begin Given records

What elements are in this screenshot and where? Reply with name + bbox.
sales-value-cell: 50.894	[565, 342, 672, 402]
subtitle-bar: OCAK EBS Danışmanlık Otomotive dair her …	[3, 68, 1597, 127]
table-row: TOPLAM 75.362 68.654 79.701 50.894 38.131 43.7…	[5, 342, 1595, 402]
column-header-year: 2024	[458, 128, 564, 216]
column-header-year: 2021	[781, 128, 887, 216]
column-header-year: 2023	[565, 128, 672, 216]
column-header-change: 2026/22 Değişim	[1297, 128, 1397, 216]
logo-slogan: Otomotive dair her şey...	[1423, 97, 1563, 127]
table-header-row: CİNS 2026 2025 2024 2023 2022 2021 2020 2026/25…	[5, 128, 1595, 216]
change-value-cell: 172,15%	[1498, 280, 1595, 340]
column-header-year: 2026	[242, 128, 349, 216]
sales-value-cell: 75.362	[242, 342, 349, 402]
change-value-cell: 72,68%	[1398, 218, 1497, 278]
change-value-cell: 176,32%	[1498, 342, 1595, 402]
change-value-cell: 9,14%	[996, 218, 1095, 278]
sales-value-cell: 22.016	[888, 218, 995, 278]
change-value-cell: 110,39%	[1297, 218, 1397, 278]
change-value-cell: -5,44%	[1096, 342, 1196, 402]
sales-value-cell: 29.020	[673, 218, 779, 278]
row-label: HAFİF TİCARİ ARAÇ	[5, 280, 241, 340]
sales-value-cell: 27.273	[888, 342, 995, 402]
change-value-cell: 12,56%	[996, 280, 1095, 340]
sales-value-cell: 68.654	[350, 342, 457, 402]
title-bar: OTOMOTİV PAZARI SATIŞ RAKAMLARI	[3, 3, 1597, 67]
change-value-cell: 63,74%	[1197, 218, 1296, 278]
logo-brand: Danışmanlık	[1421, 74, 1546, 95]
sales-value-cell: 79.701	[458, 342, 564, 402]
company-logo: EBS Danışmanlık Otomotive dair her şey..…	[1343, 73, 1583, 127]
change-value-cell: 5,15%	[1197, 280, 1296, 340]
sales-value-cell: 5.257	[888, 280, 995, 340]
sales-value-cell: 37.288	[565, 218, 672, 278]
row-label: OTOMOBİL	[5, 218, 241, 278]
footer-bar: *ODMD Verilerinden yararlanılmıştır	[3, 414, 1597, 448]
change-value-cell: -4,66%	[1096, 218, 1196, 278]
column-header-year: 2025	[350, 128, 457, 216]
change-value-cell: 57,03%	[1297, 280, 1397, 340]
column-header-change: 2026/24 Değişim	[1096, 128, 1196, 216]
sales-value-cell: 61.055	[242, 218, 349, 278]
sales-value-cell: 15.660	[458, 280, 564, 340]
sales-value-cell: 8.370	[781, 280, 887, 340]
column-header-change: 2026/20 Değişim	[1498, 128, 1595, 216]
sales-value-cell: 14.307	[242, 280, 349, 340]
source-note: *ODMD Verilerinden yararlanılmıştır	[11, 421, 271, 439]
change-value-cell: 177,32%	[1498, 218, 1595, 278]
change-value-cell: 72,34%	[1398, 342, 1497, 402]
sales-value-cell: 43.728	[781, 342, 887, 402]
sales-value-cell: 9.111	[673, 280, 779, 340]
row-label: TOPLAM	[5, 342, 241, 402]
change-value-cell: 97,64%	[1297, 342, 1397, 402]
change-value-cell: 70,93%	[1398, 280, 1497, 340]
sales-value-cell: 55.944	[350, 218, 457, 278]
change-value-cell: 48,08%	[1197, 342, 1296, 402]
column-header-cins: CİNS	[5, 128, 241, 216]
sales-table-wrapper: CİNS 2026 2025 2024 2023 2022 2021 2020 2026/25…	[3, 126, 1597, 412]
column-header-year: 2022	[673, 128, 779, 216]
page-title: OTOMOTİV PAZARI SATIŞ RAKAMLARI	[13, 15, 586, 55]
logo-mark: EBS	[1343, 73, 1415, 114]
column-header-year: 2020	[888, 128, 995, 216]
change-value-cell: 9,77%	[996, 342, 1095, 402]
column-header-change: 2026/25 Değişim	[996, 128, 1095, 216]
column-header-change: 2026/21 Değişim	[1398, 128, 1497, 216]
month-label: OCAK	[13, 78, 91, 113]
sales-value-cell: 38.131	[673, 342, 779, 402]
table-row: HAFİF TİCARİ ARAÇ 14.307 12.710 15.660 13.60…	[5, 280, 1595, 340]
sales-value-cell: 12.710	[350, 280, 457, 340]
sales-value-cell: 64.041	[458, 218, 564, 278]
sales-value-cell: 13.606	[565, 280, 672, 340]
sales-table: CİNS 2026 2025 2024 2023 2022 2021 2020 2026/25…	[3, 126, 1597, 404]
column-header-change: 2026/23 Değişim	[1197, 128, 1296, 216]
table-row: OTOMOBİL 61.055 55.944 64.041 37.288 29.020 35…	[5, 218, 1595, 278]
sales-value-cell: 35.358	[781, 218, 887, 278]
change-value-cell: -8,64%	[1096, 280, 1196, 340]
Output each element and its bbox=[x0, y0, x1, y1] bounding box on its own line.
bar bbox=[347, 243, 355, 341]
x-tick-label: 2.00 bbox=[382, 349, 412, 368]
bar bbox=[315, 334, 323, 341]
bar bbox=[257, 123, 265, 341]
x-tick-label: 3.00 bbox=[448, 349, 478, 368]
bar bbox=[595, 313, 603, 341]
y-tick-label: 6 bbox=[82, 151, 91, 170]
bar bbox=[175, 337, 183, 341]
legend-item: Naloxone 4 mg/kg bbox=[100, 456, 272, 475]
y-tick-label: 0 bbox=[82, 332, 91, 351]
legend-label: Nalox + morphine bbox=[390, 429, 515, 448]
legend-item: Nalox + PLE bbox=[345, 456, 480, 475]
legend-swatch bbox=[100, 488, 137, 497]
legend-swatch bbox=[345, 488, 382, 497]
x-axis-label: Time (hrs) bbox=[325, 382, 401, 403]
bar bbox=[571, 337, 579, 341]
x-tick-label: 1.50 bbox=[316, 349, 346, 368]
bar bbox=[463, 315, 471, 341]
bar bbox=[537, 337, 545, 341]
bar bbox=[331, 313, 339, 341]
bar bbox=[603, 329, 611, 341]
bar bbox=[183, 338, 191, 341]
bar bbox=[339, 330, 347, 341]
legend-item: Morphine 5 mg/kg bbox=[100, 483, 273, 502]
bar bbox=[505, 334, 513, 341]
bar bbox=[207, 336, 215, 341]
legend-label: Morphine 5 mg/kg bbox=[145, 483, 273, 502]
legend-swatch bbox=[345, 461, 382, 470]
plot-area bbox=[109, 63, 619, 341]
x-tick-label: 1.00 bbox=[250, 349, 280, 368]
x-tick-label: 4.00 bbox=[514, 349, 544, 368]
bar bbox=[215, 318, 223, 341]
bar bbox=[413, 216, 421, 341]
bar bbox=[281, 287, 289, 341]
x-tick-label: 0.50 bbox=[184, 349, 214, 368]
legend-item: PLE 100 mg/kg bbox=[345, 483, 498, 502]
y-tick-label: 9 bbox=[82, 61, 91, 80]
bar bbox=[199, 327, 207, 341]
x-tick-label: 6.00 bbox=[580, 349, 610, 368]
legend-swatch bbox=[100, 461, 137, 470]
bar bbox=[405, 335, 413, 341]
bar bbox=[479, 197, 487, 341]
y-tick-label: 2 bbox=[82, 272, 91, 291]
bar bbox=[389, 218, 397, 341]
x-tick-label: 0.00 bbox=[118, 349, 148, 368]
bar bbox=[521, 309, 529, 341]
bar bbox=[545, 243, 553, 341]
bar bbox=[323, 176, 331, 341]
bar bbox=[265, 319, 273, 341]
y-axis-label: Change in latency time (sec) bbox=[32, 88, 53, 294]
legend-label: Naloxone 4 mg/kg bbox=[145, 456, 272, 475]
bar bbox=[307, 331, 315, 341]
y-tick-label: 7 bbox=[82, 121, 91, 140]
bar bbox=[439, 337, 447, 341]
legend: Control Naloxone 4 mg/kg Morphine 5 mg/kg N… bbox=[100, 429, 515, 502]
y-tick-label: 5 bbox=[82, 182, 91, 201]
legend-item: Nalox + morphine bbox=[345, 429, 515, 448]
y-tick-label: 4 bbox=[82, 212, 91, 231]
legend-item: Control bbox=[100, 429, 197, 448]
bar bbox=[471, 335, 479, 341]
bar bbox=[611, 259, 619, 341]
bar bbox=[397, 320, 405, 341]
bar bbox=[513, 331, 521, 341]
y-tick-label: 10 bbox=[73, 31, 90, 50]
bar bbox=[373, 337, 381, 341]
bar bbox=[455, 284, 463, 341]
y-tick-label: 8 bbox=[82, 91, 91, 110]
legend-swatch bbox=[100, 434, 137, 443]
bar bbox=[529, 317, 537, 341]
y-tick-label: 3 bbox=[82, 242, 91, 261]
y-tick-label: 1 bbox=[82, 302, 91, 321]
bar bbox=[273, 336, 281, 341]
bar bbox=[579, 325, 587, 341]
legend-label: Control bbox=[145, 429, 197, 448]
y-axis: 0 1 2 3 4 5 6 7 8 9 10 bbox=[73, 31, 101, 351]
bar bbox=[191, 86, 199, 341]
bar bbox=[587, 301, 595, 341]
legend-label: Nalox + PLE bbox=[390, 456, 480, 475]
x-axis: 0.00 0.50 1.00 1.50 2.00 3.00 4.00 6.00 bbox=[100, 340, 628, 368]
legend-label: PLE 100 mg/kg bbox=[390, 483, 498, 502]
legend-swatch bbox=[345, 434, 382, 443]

end Given records

[Exercise] Starting at the first line of the listing and ending at the line that contains "128, 887, 216]", rewrite those lines as a Markdown table with the columns No. and Line, leaving out any blank lines.

[Task response]
| No. | Line |
|---|---|
| 1 | What elements are in this screenshot and where? Reply with name + bbox. |
| 2 | sales-value-cell: 50.894	[565, 342, 672, 402] |
| 3 | subtitle-bar: OCAK EBS Danışmanlık Otomotive dair her …	[3, 68, 1597, 127] |
| 4 | table-row: TOPLAM 75.362 68.654 79.701 50.894 38.131 43.7…	[5, 342, 1595, 402] |
| 5 | column-header-year: 2024	[458, 128, 564, 216] |
| 6 | column-header-year: 2021	[781, 128, 887, 216] |